◆ **EXERCISE**
Copy all of the material exactly. Pictures are not to appear in the copy.

◆ **INFORMATION PROVIDED**

================

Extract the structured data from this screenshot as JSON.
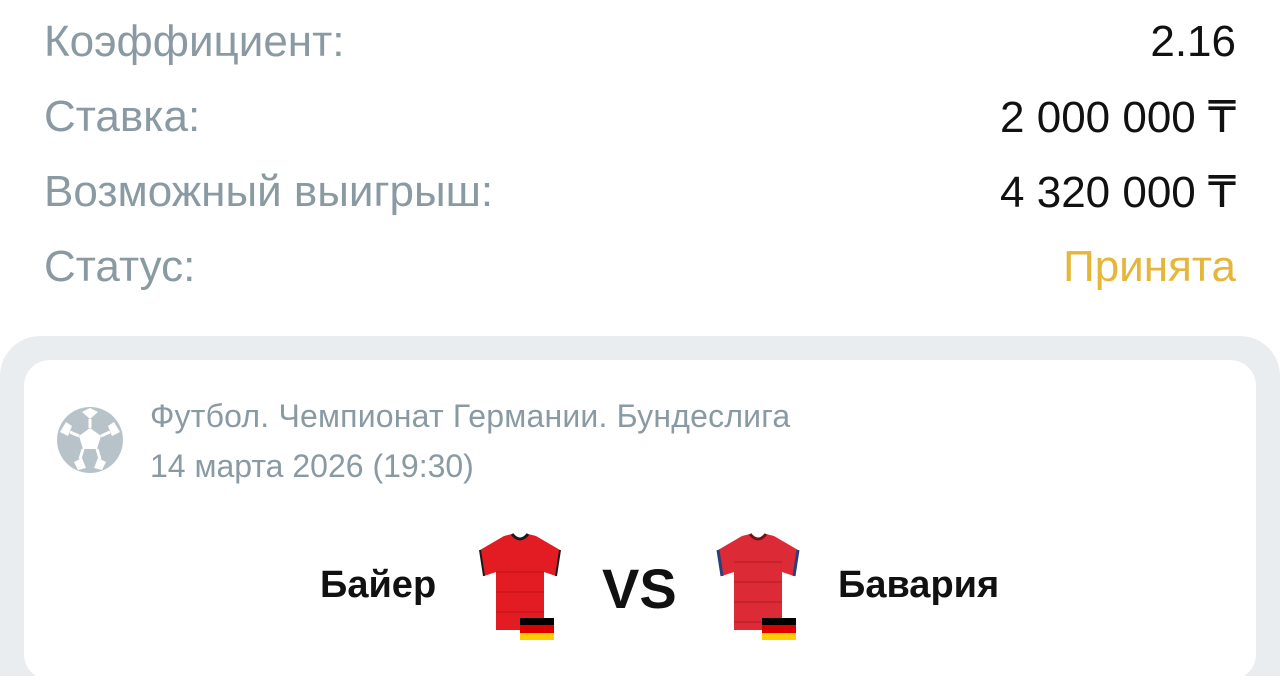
{
  "bet": {
    "coefficient_label": "Коэффициент:",
    "coefficient_value": "2.16",
    "stake_label": "Ставка:",
    "stake_value": "2 000 000 ₸",
    "payout_label": "Возможный выигрыш:",
    "payout_value": "4 320 000 ₸",
    "status_label": "Статус:",
    "status_value": "Принята"
  },
  "event": {
    "sport_icon": "soccer-ball-icon",
    "league": "Футбол. Чемпионат Германии. Бундеслига",
    "datetime": "14 марта 2026 (19:30)",
    "home_team": "Байер",
    "away_team": "Бавария",
    "vs_label": "VS",
    "home_flag": "germany-flag-icon",
    "away_flag": "germany-flag-icon"
  },
  "colors": {
    "label_gray": "#8a9aa3",
    "status_accepted": "#e5b63a",
    "panel_bg": "#eaedf0",
    "jersey_red": "#e0232a"
  }
}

================

◆ **REPLY**
Extract the structured data from this screenshot as JSON.
{
  "bet": {
    "coefficient_label": "Коэффициент:",
    "coefficient_value": "2.16",
    "stake_label": "Ставка:",
    "stake_value": "2 000 000 ₸",
    "payout_label": "Возможный выигрыш:",
    "payout_value": "4 320 000 ₸",
    "status_label": "Статус:",
    "status_value": "Принята"
  },
  "event": {
    "sport_icon": "soccer-ball-icon",
    "league": "Футбол. Чемпионат Германии. Бундеслига",
    "datetime": "14 марта 2026 (19:30)",
    "home_team": "Байер",
    "away_team": "Бавария",
    "vs_label": "VS",
    "home_flag": "germany-flag-icon",
    "away_flag": "germany-flag-icon"
  },
  "colors": {
    "label_gray": "#8a9aa3",
    "status_accepted": "#e5b63a",
    "panel_bg": "#eaedf0",
    "jersey_red": "#e0232a"
  }
}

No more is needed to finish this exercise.